** WRITTEN REQUEST **
Your answer should be one number: how many lines of the data include the string "utomlands"?

══════

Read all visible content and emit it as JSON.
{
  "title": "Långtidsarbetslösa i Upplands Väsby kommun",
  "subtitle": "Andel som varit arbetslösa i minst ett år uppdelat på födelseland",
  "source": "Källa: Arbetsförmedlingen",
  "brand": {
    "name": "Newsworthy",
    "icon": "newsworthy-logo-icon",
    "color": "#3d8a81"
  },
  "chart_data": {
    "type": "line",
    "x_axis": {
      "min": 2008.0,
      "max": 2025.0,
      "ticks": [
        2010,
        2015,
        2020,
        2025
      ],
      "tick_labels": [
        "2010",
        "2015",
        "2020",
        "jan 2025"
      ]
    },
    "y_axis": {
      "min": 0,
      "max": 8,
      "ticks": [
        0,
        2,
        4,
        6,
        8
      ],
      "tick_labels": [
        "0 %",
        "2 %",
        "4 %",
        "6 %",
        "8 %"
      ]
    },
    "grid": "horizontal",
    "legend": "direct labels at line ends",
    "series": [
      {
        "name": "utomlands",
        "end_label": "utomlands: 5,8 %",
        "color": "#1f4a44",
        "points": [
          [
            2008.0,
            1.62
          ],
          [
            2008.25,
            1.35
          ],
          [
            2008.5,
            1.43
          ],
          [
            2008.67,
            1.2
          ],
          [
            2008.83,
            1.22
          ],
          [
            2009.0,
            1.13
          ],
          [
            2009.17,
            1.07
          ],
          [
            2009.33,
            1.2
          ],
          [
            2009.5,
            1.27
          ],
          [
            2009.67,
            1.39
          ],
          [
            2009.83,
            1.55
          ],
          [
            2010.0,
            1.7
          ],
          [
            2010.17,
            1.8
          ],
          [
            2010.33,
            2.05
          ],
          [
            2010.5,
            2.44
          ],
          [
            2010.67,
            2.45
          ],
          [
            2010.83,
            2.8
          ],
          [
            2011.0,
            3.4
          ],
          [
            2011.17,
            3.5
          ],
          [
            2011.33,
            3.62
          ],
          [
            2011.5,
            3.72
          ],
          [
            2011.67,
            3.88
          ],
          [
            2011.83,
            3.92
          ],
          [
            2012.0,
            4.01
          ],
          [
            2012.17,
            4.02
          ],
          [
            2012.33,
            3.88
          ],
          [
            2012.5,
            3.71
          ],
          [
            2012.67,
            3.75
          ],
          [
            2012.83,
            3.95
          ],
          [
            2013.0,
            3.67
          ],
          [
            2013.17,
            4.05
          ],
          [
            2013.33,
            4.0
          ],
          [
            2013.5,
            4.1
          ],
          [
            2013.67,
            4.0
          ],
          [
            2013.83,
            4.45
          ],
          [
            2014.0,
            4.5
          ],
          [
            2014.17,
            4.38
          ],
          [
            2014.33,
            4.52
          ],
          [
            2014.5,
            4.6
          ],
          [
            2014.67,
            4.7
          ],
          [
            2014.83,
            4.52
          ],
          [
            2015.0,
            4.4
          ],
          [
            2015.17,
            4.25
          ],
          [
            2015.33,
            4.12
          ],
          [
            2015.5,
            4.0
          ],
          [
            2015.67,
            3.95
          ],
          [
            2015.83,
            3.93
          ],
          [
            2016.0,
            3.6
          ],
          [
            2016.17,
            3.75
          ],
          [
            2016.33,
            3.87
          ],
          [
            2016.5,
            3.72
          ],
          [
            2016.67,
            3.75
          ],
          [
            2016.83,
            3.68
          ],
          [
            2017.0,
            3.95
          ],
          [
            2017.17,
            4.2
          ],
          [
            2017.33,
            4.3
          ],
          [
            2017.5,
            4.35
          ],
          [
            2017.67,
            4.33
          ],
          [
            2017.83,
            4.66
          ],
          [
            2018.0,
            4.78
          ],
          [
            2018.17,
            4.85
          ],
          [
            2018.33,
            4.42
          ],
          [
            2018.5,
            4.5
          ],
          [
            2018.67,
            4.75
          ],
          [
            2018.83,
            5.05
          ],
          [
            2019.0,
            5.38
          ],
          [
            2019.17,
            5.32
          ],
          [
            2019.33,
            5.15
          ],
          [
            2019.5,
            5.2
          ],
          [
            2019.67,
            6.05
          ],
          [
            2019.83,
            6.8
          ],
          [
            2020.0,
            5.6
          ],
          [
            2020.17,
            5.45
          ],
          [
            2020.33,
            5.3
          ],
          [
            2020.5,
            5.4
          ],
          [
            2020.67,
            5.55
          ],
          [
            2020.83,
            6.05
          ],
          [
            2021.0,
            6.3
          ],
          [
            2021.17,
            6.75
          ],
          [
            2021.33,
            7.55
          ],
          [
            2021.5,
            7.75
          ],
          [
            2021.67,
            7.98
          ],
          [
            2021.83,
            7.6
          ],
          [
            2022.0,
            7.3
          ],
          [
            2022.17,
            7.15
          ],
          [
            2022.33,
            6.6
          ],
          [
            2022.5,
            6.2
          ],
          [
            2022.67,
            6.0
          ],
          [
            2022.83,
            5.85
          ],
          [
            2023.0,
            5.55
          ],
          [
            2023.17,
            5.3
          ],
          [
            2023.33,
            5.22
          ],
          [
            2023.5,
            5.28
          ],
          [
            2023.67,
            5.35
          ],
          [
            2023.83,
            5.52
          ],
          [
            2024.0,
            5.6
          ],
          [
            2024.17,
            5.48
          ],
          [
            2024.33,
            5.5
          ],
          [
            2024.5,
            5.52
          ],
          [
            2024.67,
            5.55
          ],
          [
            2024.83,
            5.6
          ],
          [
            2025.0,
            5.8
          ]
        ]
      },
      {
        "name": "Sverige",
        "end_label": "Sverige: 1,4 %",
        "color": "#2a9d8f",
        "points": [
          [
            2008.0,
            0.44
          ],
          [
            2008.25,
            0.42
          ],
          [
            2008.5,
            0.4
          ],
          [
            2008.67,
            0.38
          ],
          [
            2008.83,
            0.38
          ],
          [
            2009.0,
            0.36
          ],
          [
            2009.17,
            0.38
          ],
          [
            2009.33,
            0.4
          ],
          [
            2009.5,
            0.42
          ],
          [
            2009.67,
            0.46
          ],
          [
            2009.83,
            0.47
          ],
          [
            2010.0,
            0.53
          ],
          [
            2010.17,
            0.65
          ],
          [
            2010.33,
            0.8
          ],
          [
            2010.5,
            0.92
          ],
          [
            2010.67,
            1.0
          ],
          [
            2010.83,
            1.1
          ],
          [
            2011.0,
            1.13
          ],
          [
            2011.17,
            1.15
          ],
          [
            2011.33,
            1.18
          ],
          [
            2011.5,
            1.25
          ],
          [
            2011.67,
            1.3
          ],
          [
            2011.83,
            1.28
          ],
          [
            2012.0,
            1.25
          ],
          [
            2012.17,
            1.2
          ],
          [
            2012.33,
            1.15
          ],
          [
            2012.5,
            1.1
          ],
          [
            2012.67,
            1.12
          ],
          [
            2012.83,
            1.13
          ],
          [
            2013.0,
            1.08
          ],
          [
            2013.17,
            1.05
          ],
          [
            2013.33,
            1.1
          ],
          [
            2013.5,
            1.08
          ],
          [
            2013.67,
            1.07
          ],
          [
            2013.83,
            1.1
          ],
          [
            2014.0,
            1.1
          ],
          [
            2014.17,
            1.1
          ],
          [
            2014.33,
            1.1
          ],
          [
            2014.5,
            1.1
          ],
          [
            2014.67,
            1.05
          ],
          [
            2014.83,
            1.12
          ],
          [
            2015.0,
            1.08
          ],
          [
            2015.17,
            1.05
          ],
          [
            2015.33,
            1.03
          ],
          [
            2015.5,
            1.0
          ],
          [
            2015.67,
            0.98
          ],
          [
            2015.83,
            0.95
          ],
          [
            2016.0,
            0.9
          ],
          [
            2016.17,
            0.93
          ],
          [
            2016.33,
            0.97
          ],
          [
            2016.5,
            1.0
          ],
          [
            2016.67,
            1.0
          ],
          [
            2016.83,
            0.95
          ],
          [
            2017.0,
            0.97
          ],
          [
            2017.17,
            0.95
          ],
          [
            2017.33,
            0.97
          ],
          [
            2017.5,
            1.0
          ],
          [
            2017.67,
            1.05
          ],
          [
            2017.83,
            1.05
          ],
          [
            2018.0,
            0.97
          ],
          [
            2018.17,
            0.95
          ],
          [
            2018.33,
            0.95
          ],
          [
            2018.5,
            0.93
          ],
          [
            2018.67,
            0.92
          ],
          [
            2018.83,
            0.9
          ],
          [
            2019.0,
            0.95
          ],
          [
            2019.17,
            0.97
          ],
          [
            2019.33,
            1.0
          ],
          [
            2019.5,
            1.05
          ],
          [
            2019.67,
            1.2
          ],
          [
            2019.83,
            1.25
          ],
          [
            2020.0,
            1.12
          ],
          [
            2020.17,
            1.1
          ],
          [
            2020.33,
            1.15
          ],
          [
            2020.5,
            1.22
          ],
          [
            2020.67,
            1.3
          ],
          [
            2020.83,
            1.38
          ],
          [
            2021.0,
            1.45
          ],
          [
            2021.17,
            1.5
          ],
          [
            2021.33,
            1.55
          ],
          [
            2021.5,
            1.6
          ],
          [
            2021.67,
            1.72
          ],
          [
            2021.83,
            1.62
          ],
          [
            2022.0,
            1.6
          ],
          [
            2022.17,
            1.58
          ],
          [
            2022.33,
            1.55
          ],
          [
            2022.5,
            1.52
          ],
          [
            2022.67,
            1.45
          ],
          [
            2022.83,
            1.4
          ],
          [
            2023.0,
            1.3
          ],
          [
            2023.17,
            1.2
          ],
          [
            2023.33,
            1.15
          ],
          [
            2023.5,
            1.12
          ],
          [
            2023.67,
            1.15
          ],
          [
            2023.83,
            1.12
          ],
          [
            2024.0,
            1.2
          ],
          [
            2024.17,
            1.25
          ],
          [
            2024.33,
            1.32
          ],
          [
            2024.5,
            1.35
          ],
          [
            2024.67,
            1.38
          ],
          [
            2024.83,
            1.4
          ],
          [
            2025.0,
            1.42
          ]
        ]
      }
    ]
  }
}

══════

** THE SOLUTION **
2